» **Work to do**: Copy each line below that includes "найти".
START Data entries
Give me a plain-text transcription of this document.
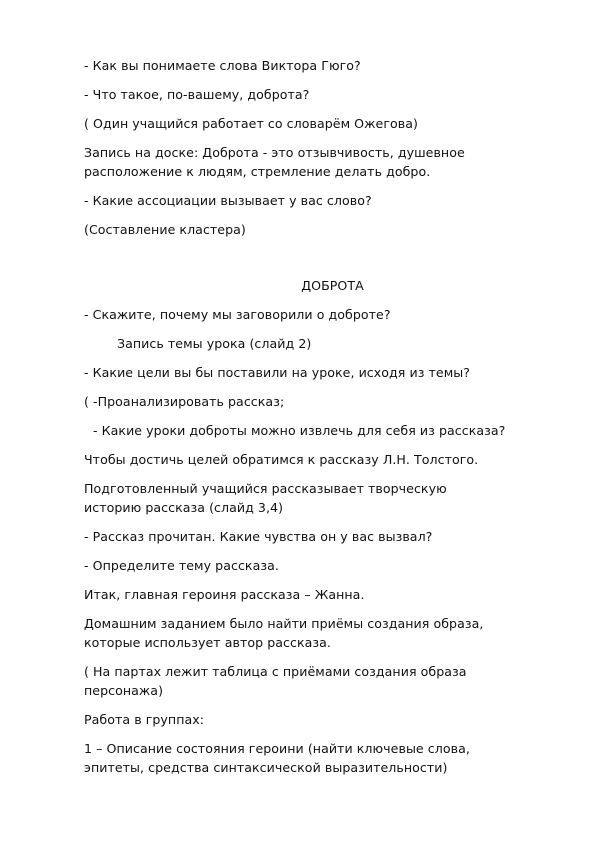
- Как вы понимаете слова Виктора Гюго?

- Что такое, по-вашему, доброта?

( Один учащийся работает со словарём Ожегова)

Запись на доске: Доброта - это отзывчивость, душевное

расположение к людям, стремление делать добро.

- Какие ассоциации вызывает у вас слово?

(Составление кластера)

ДОБРОТА

- Скажите, почему мы заговорили о доброте?

Запись темы урока (слайд 2)

- Какие цели вы бы поставили на уроке, исходя из темы?

( -Проанализировать рассказ;

- Какие уроки доброты можно извлечь для себя из рассказа?

Чтобы достичь целей обратимся к рассказу Л.Н. Толстого.

Подготовленный учащийся рассказывает творческую

историю рассказа (слайд 3,4)

- Рассказ прочитан. Какие чувства он у вас вызвал?

- Определите тему рассказа.

Итак, главная героиня рассказа – Жанна.

Домашним заданием было найти приёмы создания образа,

которые использует автор рассказа.

( На партах лежит таблица с приёмами создания образа

персонажа)

Работа в группах:

1 – Описание состояния героини (найти ключевые слова,

эпитеты, средства синтаксической выразительности)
END Data entries
» **Task response**:
Домашним заданием было найти приёмы создания образа,
1 – Описание состояния героини (найти ключевые слова,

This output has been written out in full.